* begin SUPPLIED ENTRIES *
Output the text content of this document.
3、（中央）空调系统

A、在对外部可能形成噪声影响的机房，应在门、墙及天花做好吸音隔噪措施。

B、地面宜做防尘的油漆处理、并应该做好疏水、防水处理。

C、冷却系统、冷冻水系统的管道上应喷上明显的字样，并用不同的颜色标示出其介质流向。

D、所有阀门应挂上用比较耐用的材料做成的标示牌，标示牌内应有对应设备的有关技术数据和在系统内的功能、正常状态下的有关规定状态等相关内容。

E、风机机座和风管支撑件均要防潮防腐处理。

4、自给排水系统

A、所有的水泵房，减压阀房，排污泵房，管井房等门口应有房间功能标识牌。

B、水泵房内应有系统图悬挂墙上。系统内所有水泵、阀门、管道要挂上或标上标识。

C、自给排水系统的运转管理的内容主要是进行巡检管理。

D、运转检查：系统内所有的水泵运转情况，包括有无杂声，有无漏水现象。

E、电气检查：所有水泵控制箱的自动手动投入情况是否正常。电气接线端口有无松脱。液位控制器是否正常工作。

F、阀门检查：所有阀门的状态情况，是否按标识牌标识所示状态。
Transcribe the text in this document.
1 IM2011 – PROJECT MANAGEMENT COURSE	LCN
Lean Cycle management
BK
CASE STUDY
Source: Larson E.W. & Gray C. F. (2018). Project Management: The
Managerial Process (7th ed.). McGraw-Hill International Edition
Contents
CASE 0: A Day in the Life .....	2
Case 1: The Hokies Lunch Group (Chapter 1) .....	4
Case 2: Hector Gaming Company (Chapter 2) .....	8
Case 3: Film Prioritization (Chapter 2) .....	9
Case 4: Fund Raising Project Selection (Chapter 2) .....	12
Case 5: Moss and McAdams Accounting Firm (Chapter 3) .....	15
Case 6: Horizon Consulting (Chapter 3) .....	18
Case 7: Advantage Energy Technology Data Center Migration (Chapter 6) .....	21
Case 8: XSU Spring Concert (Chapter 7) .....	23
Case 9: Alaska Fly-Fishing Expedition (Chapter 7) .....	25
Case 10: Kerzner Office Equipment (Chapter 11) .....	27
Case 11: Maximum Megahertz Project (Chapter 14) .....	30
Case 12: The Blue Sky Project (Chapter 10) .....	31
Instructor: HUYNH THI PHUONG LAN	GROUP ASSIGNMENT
* end SUPPLIED ENTRIES *
DIRECTIVE -
Look over the listing. Pull out every line with the string "document" in it.

RESULT FOR THIS EXERCISE -
Output the text content of this document.
Transcribe the text in this document.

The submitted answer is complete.